Written instruction.
Among the records below, find each line that includes the string "type" and copy it.

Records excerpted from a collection
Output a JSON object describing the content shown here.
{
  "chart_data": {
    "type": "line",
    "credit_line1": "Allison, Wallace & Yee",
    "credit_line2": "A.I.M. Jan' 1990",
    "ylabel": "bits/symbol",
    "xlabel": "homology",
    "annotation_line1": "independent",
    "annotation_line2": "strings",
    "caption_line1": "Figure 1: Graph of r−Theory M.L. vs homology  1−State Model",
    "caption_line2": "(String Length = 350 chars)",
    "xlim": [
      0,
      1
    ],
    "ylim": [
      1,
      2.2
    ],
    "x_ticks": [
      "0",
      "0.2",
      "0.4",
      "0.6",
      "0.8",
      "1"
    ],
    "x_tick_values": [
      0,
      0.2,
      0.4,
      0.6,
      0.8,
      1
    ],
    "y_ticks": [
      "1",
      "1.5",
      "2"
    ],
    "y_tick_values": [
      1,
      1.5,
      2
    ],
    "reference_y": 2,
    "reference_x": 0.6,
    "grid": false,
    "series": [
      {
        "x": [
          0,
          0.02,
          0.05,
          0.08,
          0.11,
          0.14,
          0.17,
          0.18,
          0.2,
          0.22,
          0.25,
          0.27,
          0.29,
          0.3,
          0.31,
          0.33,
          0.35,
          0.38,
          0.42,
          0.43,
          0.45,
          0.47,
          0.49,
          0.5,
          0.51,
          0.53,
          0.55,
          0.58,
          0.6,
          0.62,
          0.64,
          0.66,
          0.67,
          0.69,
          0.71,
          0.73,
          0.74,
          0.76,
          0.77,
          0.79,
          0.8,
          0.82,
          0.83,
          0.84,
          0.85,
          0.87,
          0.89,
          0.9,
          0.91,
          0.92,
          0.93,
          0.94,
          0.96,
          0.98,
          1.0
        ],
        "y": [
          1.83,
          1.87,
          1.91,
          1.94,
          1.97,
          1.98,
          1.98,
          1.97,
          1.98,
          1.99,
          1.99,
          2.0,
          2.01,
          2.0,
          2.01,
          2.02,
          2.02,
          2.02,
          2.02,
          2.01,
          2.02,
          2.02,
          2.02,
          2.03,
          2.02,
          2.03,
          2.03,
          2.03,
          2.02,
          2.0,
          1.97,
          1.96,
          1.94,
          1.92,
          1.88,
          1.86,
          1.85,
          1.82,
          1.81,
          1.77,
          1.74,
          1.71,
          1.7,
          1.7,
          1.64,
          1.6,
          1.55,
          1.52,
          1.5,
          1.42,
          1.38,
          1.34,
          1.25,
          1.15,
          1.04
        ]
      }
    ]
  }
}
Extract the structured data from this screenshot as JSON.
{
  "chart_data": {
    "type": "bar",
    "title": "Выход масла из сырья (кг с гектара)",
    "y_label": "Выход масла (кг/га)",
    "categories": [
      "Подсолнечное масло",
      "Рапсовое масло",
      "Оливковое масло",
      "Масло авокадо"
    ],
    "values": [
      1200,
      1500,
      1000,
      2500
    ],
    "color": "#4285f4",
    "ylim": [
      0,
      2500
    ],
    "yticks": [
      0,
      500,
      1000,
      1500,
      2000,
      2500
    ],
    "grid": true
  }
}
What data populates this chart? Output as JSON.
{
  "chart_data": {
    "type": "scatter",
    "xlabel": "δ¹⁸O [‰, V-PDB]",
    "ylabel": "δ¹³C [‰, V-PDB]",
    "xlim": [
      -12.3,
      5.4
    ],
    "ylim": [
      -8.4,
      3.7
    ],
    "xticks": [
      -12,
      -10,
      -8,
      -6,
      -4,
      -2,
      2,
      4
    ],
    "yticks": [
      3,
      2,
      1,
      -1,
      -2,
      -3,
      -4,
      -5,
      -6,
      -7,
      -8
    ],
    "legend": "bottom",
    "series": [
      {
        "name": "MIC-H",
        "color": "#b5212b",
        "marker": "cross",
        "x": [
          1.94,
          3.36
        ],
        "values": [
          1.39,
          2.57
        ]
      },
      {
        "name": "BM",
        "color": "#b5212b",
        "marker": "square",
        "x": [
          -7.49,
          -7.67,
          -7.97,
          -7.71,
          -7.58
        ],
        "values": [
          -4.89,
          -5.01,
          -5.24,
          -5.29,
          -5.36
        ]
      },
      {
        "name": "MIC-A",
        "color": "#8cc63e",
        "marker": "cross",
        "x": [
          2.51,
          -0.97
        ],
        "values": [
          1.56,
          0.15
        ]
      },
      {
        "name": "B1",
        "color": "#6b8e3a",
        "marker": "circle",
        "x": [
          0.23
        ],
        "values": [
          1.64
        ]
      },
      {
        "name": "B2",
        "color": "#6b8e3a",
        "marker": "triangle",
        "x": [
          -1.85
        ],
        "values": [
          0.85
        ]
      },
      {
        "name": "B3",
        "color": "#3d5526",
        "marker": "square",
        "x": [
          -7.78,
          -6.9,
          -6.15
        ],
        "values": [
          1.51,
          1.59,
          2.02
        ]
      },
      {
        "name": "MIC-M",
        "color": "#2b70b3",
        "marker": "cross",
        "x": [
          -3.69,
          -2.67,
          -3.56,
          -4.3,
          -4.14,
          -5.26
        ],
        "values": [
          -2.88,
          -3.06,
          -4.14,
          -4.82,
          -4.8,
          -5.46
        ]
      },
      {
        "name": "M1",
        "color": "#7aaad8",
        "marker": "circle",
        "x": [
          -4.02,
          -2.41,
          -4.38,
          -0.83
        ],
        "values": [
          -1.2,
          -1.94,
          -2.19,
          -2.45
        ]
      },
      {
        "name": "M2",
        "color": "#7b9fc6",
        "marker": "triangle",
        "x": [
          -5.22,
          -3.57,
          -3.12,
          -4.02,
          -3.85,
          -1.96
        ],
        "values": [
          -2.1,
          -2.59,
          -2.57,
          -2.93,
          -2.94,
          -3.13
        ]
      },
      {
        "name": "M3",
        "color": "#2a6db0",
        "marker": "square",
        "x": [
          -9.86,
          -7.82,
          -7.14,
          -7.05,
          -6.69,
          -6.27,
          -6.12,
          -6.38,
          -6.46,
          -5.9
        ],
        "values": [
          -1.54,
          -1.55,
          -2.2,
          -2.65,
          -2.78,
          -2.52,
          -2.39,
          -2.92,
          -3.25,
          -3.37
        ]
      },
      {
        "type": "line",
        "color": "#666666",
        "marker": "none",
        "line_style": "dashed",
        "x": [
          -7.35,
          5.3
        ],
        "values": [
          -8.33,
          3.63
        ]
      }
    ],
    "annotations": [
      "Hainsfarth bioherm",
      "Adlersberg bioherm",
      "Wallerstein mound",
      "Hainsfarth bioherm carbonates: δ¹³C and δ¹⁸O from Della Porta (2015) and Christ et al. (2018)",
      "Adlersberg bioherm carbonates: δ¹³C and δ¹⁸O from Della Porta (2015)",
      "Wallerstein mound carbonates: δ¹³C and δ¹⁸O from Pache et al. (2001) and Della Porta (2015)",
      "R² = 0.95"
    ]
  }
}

The answer.
    "type": "line",
    "type": "bar",
    "type": "scatter",
        "type": "line",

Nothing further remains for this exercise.